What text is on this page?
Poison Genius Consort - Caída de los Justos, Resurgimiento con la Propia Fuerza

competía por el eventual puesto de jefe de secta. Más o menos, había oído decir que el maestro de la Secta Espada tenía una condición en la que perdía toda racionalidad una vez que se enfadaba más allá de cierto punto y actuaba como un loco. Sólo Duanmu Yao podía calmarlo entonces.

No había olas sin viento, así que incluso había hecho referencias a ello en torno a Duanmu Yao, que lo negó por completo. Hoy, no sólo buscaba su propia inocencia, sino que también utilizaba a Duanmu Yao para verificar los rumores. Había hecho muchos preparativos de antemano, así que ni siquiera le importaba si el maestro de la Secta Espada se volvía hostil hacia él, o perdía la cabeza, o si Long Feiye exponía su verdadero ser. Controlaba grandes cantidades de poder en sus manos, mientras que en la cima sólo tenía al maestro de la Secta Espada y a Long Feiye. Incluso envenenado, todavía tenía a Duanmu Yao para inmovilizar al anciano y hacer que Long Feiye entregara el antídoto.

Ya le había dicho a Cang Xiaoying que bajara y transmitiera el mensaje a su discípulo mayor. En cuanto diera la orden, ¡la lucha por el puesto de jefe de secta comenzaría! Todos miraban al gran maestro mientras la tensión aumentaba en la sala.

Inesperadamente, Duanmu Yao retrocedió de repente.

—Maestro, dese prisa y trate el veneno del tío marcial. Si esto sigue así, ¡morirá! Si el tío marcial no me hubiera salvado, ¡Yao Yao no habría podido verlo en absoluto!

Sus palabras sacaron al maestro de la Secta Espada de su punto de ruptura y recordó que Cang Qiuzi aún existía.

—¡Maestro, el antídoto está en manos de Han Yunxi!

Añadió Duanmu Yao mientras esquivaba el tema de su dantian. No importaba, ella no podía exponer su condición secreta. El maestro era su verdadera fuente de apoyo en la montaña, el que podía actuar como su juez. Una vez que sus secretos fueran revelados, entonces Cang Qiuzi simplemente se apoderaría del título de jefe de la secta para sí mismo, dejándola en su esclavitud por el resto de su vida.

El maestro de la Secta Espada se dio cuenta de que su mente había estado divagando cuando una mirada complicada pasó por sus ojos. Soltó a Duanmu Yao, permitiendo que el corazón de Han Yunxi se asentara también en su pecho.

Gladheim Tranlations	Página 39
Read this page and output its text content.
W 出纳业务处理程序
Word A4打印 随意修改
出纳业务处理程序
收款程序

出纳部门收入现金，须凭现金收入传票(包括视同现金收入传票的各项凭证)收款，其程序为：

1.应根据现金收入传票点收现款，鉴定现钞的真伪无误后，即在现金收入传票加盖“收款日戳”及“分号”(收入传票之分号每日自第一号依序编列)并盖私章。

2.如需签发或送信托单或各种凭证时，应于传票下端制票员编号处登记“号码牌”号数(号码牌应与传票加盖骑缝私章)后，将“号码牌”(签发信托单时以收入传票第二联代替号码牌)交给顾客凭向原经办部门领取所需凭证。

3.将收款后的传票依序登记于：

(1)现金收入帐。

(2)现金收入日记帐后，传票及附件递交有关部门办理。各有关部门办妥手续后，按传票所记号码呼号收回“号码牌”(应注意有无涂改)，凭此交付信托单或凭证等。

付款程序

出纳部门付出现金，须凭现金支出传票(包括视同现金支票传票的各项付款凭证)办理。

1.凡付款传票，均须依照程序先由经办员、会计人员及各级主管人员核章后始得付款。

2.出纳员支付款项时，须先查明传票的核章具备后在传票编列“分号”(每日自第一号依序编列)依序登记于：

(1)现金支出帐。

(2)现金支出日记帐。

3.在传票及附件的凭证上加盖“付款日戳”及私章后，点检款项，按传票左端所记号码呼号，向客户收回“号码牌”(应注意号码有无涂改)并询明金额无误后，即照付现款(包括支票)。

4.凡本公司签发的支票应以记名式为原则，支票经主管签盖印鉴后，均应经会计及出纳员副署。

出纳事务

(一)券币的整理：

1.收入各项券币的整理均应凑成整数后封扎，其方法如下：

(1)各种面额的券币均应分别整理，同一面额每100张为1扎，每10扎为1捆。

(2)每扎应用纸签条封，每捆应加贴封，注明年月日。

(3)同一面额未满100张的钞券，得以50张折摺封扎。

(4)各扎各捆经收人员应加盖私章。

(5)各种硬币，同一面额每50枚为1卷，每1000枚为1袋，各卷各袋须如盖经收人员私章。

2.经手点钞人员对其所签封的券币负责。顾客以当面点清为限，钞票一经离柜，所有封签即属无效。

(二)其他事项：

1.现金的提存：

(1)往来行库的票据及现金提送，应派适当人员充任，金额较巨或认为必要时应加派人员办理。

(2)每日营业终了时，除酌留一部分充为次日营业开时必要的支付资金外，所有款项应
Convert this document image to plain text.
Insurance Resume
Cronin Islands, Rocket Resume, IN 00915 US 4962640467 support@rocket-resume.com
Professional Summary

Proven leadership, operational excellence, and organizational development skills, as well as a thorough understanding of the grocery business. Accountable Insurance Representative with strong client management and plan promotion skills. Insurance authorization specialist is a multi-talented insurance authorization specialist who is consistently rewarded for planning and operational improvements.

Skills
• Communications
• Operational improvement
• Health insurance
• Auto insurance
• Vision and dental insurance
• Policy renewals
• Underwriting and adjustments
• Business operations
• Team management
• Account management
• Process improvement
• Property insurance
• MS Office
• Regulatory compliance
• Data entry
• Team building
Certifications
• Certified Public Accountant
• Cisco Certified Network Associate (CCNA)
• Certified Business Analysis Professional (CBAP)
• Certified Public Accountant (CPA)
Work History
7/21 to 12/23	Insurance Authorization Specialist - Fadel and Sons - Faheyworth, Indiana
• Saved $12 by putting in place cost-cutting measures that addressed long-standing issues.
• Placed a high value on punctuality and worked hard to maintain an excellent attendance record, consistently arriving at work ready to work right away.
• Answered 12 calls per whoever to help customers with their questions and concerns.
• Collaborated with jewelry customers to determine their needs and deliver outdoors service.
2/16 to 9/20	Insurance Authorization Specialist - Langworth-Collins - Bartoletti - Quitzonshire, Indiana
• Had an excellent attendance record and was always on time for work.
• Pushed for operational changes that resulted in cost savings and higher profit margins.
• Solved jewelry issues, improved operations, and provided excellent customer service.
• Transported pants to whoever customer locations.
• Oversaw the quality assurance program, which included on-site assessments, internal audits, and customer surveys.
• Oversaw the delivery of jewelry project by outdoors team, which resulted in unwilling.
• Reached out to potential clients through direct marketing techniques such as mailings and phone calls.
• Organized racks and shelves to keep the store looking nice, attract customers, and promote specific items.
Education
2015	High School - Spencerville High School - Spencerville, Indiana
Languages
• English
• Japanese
──────
> Short exercise
Tally the lines containing "resulted". Provide the number without any other words.

> Exercise response
2